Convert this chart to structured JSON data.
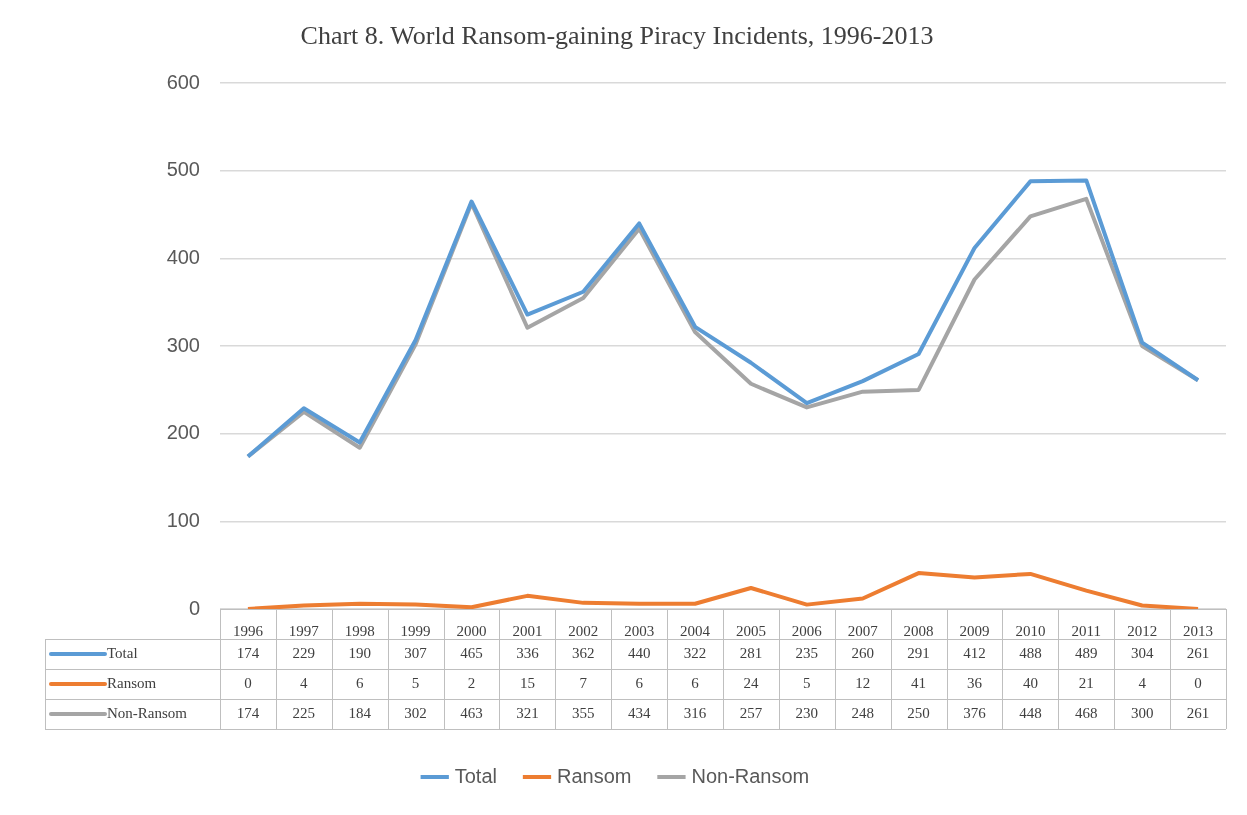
{
  "chart_data": {
    "type": "line",
    "title": "Chart 8. World Ransom-gaining Piracy Incidents, 1996-2013",
    "categories": [
      "1996",
      "1997",
      "1998",
      "1999",
      "2000",
      "2001",
      "2002",
      "2003",
      "2004",
      "2005",
      "2006",
      "2007",
      "2008",
      "2009",
      "2010",
      "2011",
      "2012",
      "2013"
    ],
    "series": [
      {
        "name": "Total",
        "color": "#5b9bd5",
        "values": [
          174,
          229,
          190,
          307,
          465,
          336,
          362,
          440,
          322,
          281,
          235,
          260,
          291,
          412,
          488,
          489,
          304,
          261
        ]
      },
      {
        "name": "Ransom",
        "color": "#ed7d31",
        "values": [
          0,
          4,
          6,
          5,
          2,
          15,
          7,
          6,
          6,
          24,
          5,
          12,
          41,
          36,
          40,
          21,
          4,
          0
        ]
      },
      {
        "name": "Non-Ransom",
        "color": "#a5a5a5",
        "values": [
          174,
          225,
          184,
          302,
          463,
          321,
          355,
          434,
          316,
          257,
          230,
          248,
          250,
          376,
          448,
          468,
          300,
          261
        ]
      }
    ],
    "ylim": [
      0,
      600
    ],
    "yticks": [
      0,
      100,
      200,
      300,
      400,
      500,
      600
    ],
    "grid": "y",
    "legend": "bottom",
    "data_labels": true,
    "marker": "none",
    "line_style": "solid"
  }
}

= = = = = = =

Without the pictures, write out the whole listing above exactly as it appears.

- FINAL RESULT:
Convert this chart to structured JSON data.
{
  "chart_data": {
    "type": "line",
    "title": "Chart 8. World Ransom-gaining Piracy Incidents, 1996-2013",
    "categories": [
      "1996",
      "1997",
      "1998",
      "1999",
      "2000",
      "2001",
      "2002",
      "2003",
      "2004",
      "2005",
      "2006",
      "2007",
      "2008",
      "2009",
      "2010",
      "2011",
      "2012",
      "2013"
    ],
    "series": [
      {
        "name": "Total",
        "color": "#5b9bd5",
        "values": [
          174,
          229,
          190,
          307,
          465,
          336,
          362,
          440,
          322,
          281,
          235,
          260,
          291,
          412,
          488,
          489,
          304,
          261
        ]
      },
      {
        "name": "Ransom",
        "color": "#ed7d31",
        "values": [
          0,
          4,
          6,
          5,
          2,
          15,
          7,
          6,
          6,
          24,
          5,
          12,
          41,
          36,
          40,
          21,
          4,
          0
        ]
      },
      {
        "name": "Non-Ransom",
        "color": "#a5a5a5",
        "values": [
          174,
          225,
          184,
          302,
          463,
          321,
          355,
          434,
          316,
          257,
          230,
          248,
          250,
          376,
          448,
          468,
          300,
          261
        ]
      }
    ],
    "ylim": [
      0,
      600
    ],
    "yticks": [
      0,
      100,
      200,
      300,
      400,
      500,
      600
    ],
    "grid": "y",
    "legend": "bottom",
    "data_labels": true,
    "marker": "none",
    "line_style": "solid"
  }
}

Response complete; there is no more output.